* INPUT MATERIAL *
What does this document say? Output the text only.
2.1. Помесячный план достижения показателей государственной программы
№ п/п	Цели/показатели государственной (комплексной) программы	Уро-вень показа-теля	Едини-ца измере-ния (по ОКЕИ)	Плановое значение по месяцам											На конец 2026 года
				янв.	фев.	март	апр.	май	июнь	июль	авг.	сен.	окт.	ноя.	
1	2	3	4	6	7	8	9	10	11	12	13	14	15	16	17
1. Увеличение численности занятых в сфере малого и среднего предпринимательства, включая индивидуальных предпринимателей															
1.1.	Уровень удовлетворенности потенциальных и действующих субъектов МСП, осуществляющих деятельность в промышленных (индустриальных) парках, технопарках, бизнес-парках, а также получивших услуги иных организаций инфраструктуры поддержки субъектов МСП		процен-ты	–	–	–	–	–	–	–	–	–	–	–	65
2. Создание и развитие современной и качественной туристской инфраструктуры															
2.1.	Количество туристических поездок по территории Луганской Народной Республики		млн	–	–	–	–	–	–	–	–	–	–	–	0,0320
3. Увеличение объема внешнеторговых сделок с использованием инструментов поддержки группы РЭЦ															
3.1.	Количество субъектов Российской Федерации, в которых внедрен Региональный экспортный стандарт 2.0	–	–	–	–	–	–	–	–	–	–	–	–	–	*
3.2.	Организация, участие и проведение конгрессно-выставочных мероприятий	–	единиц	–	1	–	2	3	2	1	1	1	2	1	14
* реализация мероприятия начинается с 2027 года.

* PROBLEM REQUIREMENTS *
Please set down each line of the records exactly as given.

* EXERCISE SOLUTION *
What does this document say? Output the text only.
2.1. Помесячный план достижения показателей государственной программы
№ п/п	Цели/показатели государственной (комплексной) программы	Уро-вень показа-теля	Едини-ца измере-ния (по ОКЕИ)	Плановое значение по месяцам											На конец 2026 года
				янв.	фев.	март	апр.	май	июнь	июль	авг.	сен.	окт.	ноя.	
1	2	3	4	6	7	8	9	10	11	12	13	14	15	16	17
1. Увеличение численности занятых в сфере малого и среднего предпринимательства, включая индивидуальных предпринимателей															
1.1.	Уровень удовлетворенности потенциальных и действующих субъектов МСП, осуществляющих деятельность в промышленных (индустриальных) парках, технопарках, бизнес-парках, а также получивших услуги иных организаций инфраструктуры поддержки субъектов МСП		процен-ты	–	–	–	–	–	–	–	–	–	–	–	65
2. Создание и развитие современной и качественной туристской инфраструктуры															
2.1.	Количество туристических поездок по территории Луганской Народной Республики		млн	–	–	–	–	–	–	–	–	–	–	–	0,0320
3. Увеличение объема внешнеторговых сделок с использованием инструментов поддержки группы РЭЦ															
3.1.	Количество субъектов Российской Федерации, в которых внедрен Региональный экспортный стандарт 2.0	–	–	–	–	–	–	–	–	–	–	–	–	–	*
3.2.	Организация, участие и проведение конгрессно-выставочных мероприятий	–	единиц	–	1	–	2	3	2	1	1	1	2	1	14
* реализация мероприятия начинается с 2027 года.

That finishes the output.